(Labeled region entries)
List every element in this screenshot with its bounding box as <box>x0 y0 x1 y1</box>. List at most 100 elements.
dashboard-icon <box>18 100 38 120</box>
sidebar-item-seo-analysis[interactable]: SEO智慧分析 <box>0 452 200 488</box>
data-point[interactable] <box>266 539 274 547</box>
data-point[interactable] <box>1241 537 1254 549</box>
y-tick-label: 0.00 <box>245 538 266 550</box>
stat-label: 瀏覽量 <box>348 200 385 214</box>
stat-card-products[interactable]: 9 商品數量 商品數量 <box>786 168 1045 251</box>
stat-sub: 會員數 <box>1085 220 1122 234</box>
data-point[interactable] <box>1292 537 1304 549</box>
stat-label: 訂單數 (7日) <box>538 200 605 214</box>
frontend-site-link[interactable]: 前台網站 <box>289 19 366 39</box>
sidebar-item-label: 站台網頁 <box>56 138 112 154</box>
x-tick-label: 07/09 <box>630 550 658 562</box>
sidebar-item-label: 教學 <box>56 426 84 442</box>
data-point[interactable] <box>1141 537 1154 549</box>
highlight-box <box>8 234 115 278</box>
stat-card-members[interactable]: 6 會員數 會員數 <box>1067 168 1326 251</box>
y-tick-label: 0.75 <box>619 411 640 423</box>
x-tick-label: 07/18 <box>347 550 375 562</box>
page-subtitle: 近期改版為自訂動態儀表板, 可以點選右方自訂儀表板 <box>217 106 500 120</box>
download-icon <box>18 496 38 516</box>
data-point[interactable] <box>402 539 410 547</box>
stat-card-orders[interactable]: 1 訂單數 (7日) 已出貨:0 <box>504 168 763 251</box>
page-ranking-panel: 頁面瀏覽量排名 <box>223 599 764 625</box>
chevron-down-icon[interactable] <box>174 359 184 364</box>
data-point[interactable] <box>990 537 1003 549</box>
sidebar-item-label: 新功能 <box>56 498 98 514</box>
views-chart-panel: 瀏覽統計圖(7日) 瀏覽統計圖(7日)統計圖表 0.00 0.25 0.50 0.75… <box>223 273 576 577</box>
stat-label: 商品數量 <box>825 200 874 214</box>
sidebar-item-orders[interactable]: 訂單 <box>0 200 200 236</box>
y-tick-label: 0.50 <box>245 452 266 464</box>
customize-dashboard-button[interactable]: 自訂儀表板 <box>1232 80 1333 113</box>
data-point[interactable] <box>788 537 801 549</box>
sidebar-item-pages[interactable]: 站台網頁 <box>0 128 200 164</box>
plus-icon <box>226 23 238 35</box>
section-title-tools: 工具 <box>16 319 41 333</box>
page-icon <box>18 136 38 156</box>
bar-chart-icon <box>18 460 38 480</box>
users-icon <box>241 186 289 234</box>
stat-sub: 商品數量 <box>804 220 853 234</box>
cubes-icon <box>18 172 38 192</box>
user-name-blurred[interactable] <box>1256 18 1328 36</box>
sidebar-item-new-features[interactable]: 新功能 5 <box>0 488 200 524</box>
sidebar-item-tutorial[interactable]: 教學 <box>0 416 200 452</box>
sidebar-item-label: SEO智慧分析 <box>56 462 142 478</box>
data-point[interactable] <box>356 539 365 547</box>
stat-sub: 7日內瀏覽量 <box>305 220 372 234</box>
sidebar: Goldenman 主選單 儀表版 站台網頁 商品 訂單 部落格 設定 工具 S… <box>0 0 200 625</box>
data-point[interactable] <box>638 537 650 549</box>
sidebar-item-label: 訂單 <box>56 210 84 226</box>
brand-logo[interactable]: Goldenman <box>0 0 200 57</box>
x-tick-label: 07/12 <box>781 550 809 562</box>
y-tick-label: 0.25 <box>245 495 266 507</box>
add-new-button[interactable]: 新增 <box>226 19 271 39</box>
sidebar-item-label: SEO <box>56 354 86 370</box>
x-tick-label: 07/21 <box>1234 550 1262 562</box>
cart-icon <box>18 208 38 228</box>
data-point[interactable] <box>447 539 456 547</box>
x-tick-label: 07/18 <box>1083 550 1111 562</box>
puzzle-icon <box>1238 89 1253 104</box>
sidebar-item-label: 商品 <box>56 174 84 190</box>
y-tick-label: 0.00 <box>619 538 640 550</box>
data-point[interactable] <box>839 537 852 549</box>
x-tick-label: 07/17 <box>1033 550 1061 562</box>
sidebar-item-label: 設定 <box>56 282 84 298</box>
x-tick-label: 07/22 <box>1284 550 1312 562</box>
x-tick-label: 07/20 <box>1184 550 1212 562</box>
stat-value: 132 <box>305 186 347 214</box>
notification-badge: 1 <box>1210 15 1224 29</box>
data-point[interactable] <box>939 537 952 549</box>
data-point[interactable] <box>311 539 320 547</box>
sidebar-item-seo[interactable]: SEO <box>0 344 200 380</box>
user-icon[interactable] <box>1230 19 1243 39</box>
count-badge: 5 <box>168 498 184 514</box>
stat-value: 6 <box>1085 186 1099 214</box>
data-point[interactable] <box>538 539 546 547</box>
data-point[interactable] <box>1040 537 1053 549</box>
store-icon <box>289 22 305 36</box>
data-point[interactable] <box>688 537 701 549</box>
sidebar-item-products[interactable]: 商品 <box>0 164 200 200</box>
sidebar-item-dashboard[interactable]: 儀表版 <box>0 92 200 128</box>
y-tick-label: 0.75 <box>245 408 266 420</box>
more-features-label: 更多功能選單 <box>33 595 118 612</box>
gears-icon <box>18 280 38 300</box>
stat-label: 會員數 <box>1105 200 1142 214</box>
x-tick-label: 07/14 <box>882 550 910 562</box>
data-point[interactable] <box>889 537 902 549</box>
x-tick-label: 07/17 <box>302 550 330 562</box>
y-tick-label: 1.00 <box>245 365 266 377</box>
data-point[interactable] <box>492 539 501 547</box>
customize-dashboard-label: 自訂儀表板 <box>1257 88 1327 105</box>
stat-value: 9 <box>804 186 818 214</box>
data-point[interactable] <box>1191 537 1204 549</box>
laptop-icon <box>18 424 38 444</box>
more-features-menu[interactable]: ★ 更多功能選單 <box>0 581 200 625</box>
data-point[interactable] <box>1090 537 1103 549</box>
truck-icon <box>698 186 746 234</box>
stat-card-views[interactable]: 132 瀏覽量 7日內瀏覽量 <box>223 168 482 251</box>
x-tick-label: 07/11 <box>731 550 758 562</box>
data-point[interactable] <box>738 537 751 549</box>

[Directions for this task]
Please rewrite the records above, changing each "data-point" to "chart-marker" and leaving everything else unchanged.

[Solution]
List every element in this screenshot with its bounding box as <box>x0 y0 x1 y1</box>. List at most 100 elements.
dashboard-icon <box>18 100 38 120</box>
sidebar-item-seo-analysis[interactable]: SEO智慧分析 <box>0 452 200 488</box>
chart-marker[interactable] <box>266 539 274 547</box>
chart-marker[interactable] <box>1241 537 1254 549</box>
y-tick-label: 0.00 <box>245 538 266 550</box>
stat-label: 瀏覽量 <box>348 200 385 214</box>
stat-card-products[interactable]: 9 商品數量 商品數量 <box>786 168 1045 251</box>
stat-sub: 會員數 <box>1085 220 1122 234</box>
chart-marker[interactable] <box>1292 537 1304 549</box>
stat-label: 訂單數 (7日) <box>538 200 605 214</box>
frontend-site-link[interactable]: 前台網站 <box>289 19 366 39</box>
sidebar-item-label: 站台網頁 <box>56 138 112 154</box>
x-tick-label: 07/09 <box>630 550 658 562</box>
sidebar-item-label: 教學 <box>56 426 84 442</box>
chart-marker[interactable] <box>1141 537 1154 549</box>
highlight-box <box>8 234 115 278</box>
stat-card-members[interactable]: 6 會員數 會員數 <box>1067 168 1326 251</box>
y-tick-label: 0.75 <box>619 411 640 423</box>
x-tick-label: 07/18 <box>347 550 375 562</box>
page-subtitle: 近期改版為自訂動態儀表板, 可以點選右方自訂儀表板 <box>217 106 500 120</box>
download-icon <box>18 496 38 516</box>
chart-marker[interactable] <box>402 539 410 547</box>
stat-card-orders[interactable]: 1 訂單數 (7日) 已出貨:0 <box>504 168 763 251</box>
page-ranking-panel: 頁面瀏覽量排名 <box>223 599 764 625</box>
chevron-down-icon[interactable] <box>174 359 184 364</box>
chart-marker[interactable] <box>990 537 1003 549</box>
sidebar-item-label: 新功能 <box>56 498 98 514</box>
views-chart-panel: 瀏覽統計圖(7日) 瀏覽統計圖(7日)統計圖表 0.00 0.25 0.50 0.75… <box>223 273 576 577</box>
stat-label: 商品數量 <box>825 200 874 214</box>
sidebar-item-orders[interactable]: 訂單 <box>0 200 200 236</box>
y-tick-label: 0.50 <box>245 452 266 464</box>
customize-dashboard-button[interactable]: 自訂儀表板 <box>1232 80 1333 113</box>
chart-marker[interactable] <box>788 537 801 549</box>
sidebar-item-pages[interactable]: 站台網頁 <box>0 128 200 164</box>
plus-icon <box>226 23 238 35</box>
section-title-tools: 工具 <box>16 319 41 333</box>
page-icon <box>18 136 38 156</box>
bar-chart-icon <box>18 460 38 480</box>
users-icon <box>241 186 289 234</box>
stat-sub: 商品數量 <box>804 220 853 234</box>
cubes-icon <box>18 172 38 192</box>
user-name-blurred[interactable] <box>1256 18 1328 36</box>
sidebar-item-new-features[interactable]: 新功能 5 <box>0 488 200 524</box>
sidebar-item-tutorial[interactable]: 教學 <box>0 416 200 452</box>
sidebar-item-label: SEO智慧分析 <box>56 462 142 478</box>
chart-marker[interactable] <box>356 539 365 547</box>
stat-sub: 7日內瀏覽量 <box>305 220 372 234</box>
sidebar: Goldenman 主選單 儀表版 站台網頁 商品 訂單 部落格 設定 工具 S… <box>0 0 200 625</box>
chart-marker[interactable] <box>638 537 650 549</box>
sidebar-item-label: 訂單 <box>56 210 84 226</box>
brand-logo[interactable]: Goldenman <box>0 0 200 57</box>
x-tick-label: 07/12 <box>781 550 809 562</box>
y-tick-label: 0.25 <box>245 495 266 507</box>
add-new-button[interactable]: 新增 <box>226 19 271 39</box>
sidebar-item-label: SEO <box>56 354 86 370</box>
x-tick-label: 07/21 <box>1234 550 1262 562</box>
cart-icon <box>18 208 38 228</box>
chart-marker[interactable] <box>447 539 456 547</box>
x-tick-label: 07/18 <box>1083 550 1111 562</box>
puzzle-icon <box>1238 89 1253 104</box>
sidebar-item-label: 商品 <box>56 174 84 190</box>
y-tick-label: 0.00 <box>619 538 640 550</box>
chart-marker[interactable] <box>839 537 852 549</box>
x-tick-label: 07/17 <box>1033 550 1061 562</box>
sidebar-item-label: 設定 <box>56 282 84 298</box>
x-tick-label: 07/22 <box>1284 550 1312 562</box>
x-tick-label: 07/20 <box>1184 550 1212 562</box>
stat-value: 132 <box>305 186 347 214</box>
notification-badge: 1 <box>1210 15 1224 29</box>
chart-marker[interactable] <box>939 537 952 549</box>
chart-marker[interactable] <box>311 539 320 547</box>
sidebar-item-seo[interactable]: SEO <box>0 344 200 380</box>
user-icon[interactable] <box>1230 19 1243 39</box>
count-badge: 5 <box>168 498 184 514</box>
stat-value: 6 <box>1085 186 1099 214</box>
chart-marker[interactable] <box>538 539 546 547</box>
chart-marker[interactable] <box>1040 537 1053 549</box>
store-icon <box>289 22 305 36</box>
chart-marker[interactable] <box>688 537 701 549</box>
sidebar-item-products[interactable]: 商品 <box>0 164 200 200</box>
sidebar-item-dashboard[interactable]: 儀表版 <box>0 92 200 128</box>
y-tick-label: 0.75 <box>245 408 266 420</box>
more-features-label: 更多功能選單 <box>33 595 118 612</box>
gears-icon <box>18 280 38 300</box>
stat-label: 會員數 <box>1105 200 1142 214</box>
x-tick-label: 07/14 <box>882 550 910 562</box>
chart-marker[interactable] <box>889 537 902 549</box>
x-tick-label: 07/17 <box>302 550 330 562</box>
y-tick-label: 1.00 <box>245 365 266 377</box>
chart-marker[interactable] <box>492 539 501 547</box>
customize-dashboard-label: 自訂儀表板 <box>1257 88 1327 105</box>
stat-value: 9 <box>804 186 818 214</box>
chart-marker[interactable] <box>1191 537 1204 549</box>
laptop-icon <box>18 424 38 444</box>
more-features-menu[interactable]: ★ 更多功能選單 <box>0 581 200 625</box>
chart-marker[interactable] <box>1090 537 1103 549</box>
truck-icon <box>698 186 746 234</box>
stat-card-views[interactable]: 132 瀏覽量 7日內瀏覽量 <box>223 168 482 251</box>
x-tick-label: 07/11 <box>731 550 758 562</box>
chart-marker[interactable] <box>738 537 751 549</box>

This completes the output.